Exercise description
Identify all lines of the data containing the string "gennaio" and copy them.

Records supplied
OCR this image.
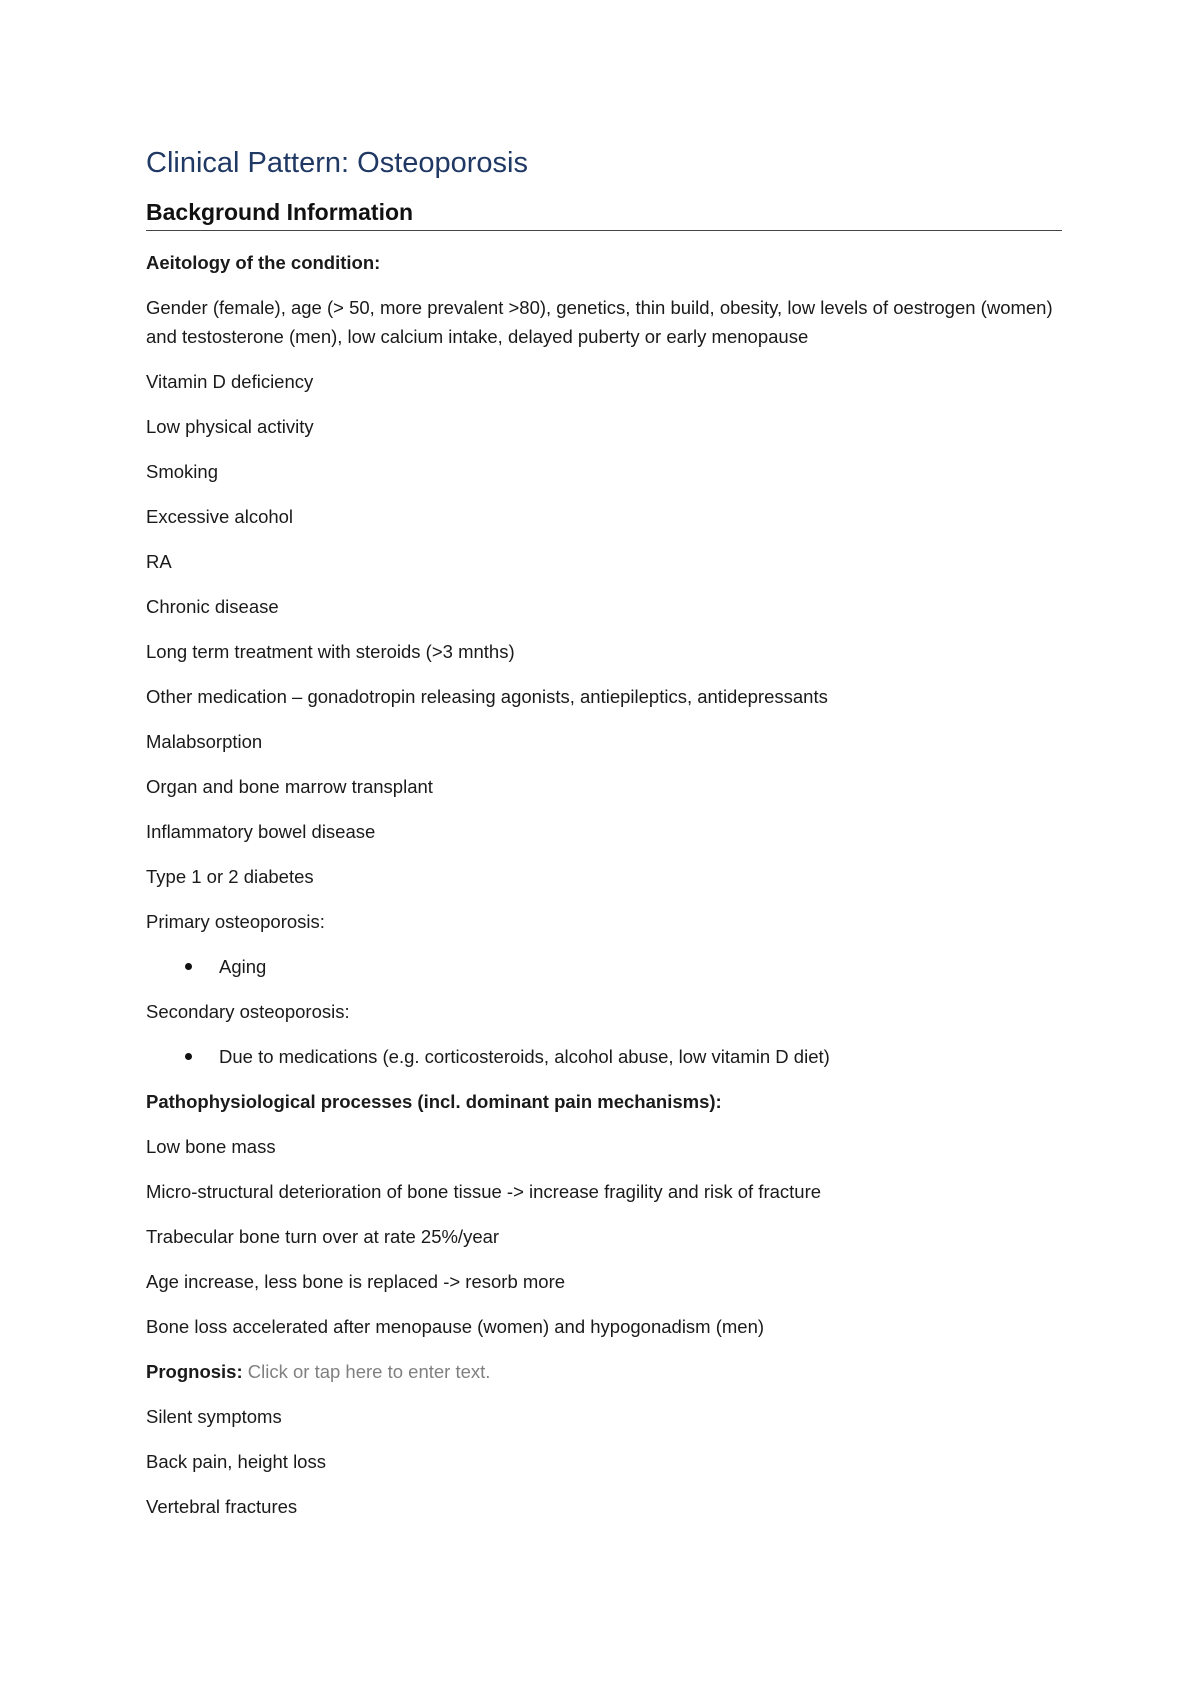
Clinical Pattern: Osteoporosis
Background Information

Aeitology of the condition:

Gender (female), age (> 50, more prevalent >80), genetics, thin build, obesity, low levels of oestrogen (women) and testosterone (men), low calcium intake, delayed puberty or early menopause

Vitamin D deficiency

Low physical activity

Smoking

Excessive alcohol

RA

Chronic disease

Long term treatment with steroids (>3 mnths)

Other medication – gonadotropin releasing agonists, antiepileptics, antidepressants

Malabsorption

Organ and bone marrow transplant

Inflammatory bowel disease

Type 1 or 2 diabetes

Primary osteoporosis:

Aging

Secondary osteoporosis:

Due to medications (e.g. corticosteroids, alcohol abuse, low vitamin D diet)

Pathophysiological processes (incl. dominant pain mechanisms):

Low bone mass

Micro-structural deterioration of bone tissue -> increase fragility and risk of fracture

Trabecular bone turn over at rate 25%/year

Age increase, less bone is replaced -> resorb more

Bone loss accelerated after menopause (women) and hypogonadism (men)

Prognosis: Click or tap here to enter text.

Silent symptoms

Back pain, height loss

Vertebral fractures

...

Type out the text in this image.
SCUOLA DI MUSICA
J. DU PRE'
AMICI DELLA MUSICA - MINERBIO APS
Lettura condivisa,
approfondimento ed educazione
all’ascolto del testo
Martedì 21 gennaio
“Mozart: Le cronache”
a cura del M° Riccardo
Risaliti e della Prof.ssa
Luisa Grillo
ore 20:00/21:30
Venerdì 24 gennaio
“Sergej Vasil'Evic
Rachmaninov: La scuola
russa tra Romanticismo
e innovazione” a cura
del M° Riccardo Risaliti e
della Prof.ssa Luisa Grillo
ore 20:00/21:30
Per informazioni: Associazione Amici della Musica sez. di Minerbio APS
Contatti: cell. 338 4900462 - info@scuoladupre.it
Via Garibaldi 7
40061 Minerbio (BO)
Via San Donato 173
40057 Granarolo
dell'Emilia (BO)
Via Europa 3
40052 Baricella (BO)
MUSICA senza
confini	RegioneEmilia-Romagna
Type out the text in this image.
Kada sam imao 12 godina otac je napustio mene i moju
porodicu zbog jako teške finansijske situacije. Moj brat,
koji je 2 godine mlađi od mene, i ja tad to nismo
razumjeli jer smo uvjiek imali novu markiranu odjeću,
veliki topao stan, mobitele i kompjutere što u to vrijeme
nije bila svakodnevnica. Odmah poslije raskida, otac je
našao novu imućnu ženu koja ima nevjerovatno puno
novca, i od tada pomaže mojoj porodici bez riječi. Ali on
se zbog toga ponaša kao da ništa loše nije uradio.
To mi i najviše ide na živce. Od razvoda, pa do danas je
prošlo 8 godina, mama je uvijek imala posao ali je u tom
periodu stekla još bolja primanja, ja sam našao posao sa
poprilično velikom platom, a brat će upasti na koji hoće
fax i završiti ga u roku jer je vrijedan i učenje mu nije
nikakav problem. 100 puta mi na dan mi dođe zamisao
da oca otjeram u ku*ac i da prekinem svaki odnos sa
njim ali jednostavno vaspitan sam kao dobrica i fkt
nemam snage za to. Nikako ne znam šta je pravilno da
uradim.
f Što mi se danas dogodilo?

Solved exercise
Martedì 21 gennaio
Venerdì 24 gennaio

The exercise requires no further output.